STATED EXERCISE:
Pictures are not part of the copy; repeat everything else in the records exactly.

DATASET ROWS:
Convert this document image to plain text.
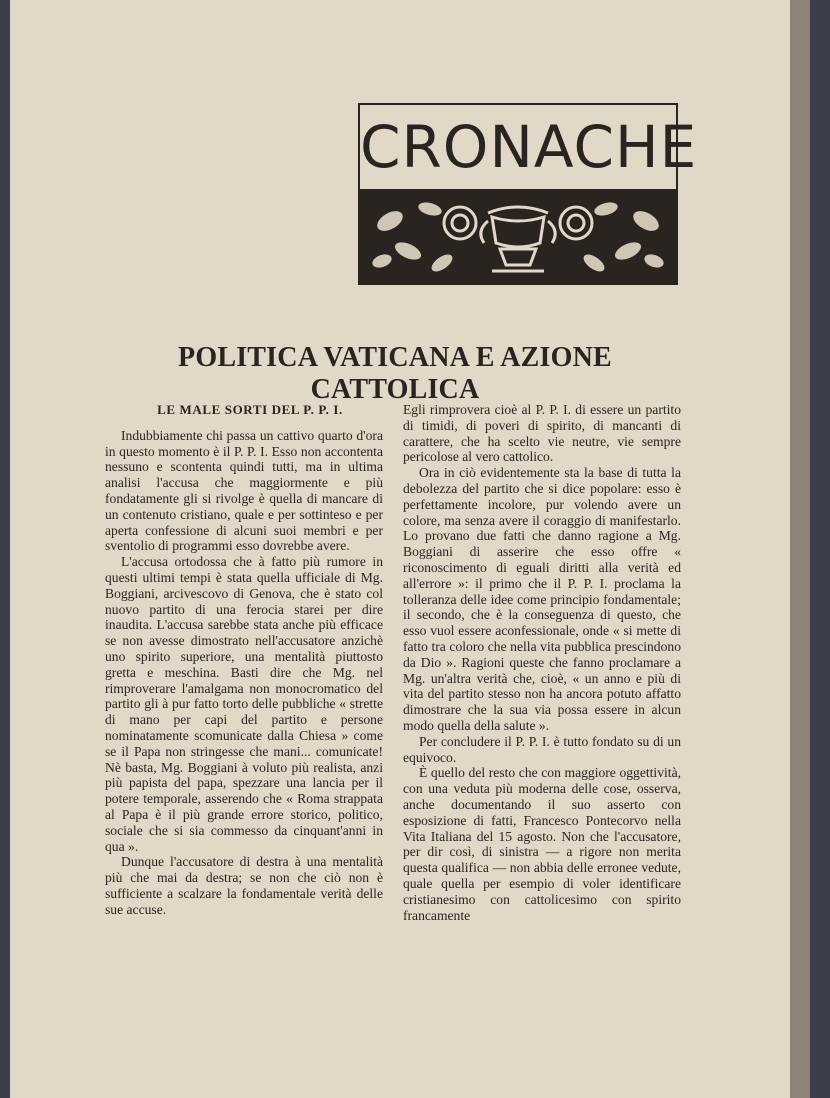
CRONACHE
POLITICA VATICANA E AZIONE CATTOLICA
LE MALE SORTI DEL P. P. I.

Indubbiamente chi passa un cattivo quarto d'ora in questo momento è il P. P. I. Esso non accontenta nessuno e scontenta quindi tutti, ma in ultima analisi l'accusa che maggiormente e più fondatamente gli si rivolge è quella di mancare di un contenuto cristiano, quale e per sottinteso e per aperta confessione di alcuni suoi membri e per sventolio di programmi esso dovrebbe avere.

L'accusa ortodossa che à fatto più rumore in questi ultimi tempi è stata quella ufficiale di Mg. Boggiani, arcivescovo di Genova, che è stato col nuovo partito di una ferocia starei per dire inaudita. L'accusa sarebbe stata anche più efficace se non avesse dimostrato nell'accusatore anzichè uno spirito superiore, una mentalità piuttosto gretta e meschina. Basti dire che Mg. nel rimproverare l'amalgama non monocromatico del partito gli à pur fatto torto delle pubbliche « strette di mano per capi del partito e persone nominatamente scomunicate dalla Chiesa » come se il Papa non stringesse che mani... comunicate! Nè basta, Mg. Boggiani à voluto più realista, anzi più papista del papa, spezzare una lancia per il potere temporale, asserendo che « Roma strappata al Papa è il più grande errore storico, politico, sociale che si sia commesso da cinquant'anni in qua ».

Dunque l'accusatore di destra à una mentalità più che mai da destra; se non che ciò non è sufficiente a scalzare la fondamentale verità delle sue accuse.

Egli rimprovera cioè al P. P. I. di essere un partito di timidi, di poveri di spirito, di mancanti di carattere, che ha scelto vie neutre, vie sempre pericolose al vero cattolico.

Ora in ciò evidentemente sta la base di tutta la debolezza del partito che si dice popolare: esso è perfettamente incolore, pur volendo avere un colore, ma senza avere il coraggio di manifestarlo. Lo provano due fatti che danno ragione a Mg. Boggiani di asserire che esso offre « riconoscimento di eguali diritti alla verità ed all'errore »: il primo che il P. P. I. proclama la tolleranza delle idee come principio fondamentale; il secondo, che è la conseguenza di questo, che esso vuol essere aconfessionale, onde « si mette di fatto tra coloro che nella vita pubblica prescindono da Dio ». Ragioni queste che fanno proclamare a Mg. un'altra verità che, cioè, « un anno e più di vita del partito stesso non ha ancora potuto affatto dimostrare che la sua via possa essere in alcun modo quella della salute ».

Per concludere il P. P. I. è tutto fondato su di un equivoco.

È quello del resto che con maggiore oggettività, con una veduta più moderna delle cose, osserva, anche documentando il suo asserto con esposizione di fatti, Francesco Pontecorvo nella Vita Italiana del 15 agosto. Non che l'accusatore, per dir così, di sinistra — a rigore non merita questa qualifica — non abbia delle erronee vedute, quale quella per esempio di voler identificare cristianesimo con cattolicesimo con spirito francamente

SOLVED EXERCISE:
Convert this document image to plain text.
CRONACHE
POLITICA VATICANA E AZIONE CATTOLICA
LE MALE SORTI DEL P. P. I.

Indubbiamente chi passa un cattivo quarto d'ora in questo momento è il P. P. I. Esso non accontenta nessuno e scontenta quindi tutti, ma in ultima analisi l'accusa che maggiormente e più fondatamente gli si rivolge è quella di mancare di un contenuto cristiano, quale e per sottinteso e per aperta confessione di alcuni suoi membri e per sventolio di programmi esso dovrebbe avere.

L'accusa ortodossa che à fatto più rumore in questi ultimi tempi è stata quella ufficiale di Mg. Boggiani, arcivescovo di Genova, che è stato col nuovo partito di una ferocia starei per dire inaudita. L'accusa sarebbe stata anche più efficace se non avesse dimostrato nell'accusatore anzichè uno spirito superiore, una mentalità piuttosto gretta e meschina. Basti dire che Mg. nel rimproverare l'amalgama non monocromatico del partito gli à pur fatto torto delle pubbliche « strette di mano per capi del partito e persone nominatamente scomunicate dalla Chiesa » come se il Papa non stringesse che mani... comunicate! Nè basta, Mg. Boggiani à voluto più realista, anzi più papista del papa, spezzare una lancia per il potere temporale, asserendo che « Roma strappata al Papa è il più grande errore storico, politico, sociale che si sia commesso da cinquant'anni in qua ».

Dunque l'accusatore di destra à una mentalità più che mai da destra; se non che ciò non è sufficiente a scalzare la fondamentale verità delle sue accuse.

Egli rimprovera cioè al P. P. I. di essere un partito di timidi, di poveri di spirito, di mancanti di carattere, che ha scelto vie neutre, vie sempre pericolose al vero cattolico.

Ora in ciò evidentemente sta la base di tutta la debolezza del partito che si dice popolare: esso è perfettamente incolore, pur volendo avere un colore, ma senza avere il coraggio di manifestarlo. Lo provano due fatti che danno ragione a Mg. Boggiani di asserire che esso offre « riconoscimento di eguali diritti alla verità ed all'errore »: il primo che il P. P. I. proclama la tolleranza delle idee come principio fondamentale; il secondo, che è la conseguenza di questo, che esso vuol essere aconfessionale, onde « si mette di fatto tra coloro che nella vita pubblica prescindono da Dio ». Ragioni queste che fanno proclamare a Mg. un'altra verità che, cioè, « un anno e più di vita del partito stesso non ha ancora potuto affatto dimostrare che la sua via possa essere in alcun modo quella della salute ».

Per concludere il P. P. I. è tutto fondato su di un equivoco.

È quello del resto che con maggiore oggettività, con una veduta più moderna delle cose, osserva, anche documentando il suo asserto con esposizione di fatti, Francesco Pontecorvo nella Vita Italiana del 15 agosto. Non che l'accusatore, per dir così, di sinistra — a rigore non merita questa qualifica — non abbia delle erronee vedute, quale quella per esempio di voler identificare cristianesimo con cattolicesimo con spirito francamente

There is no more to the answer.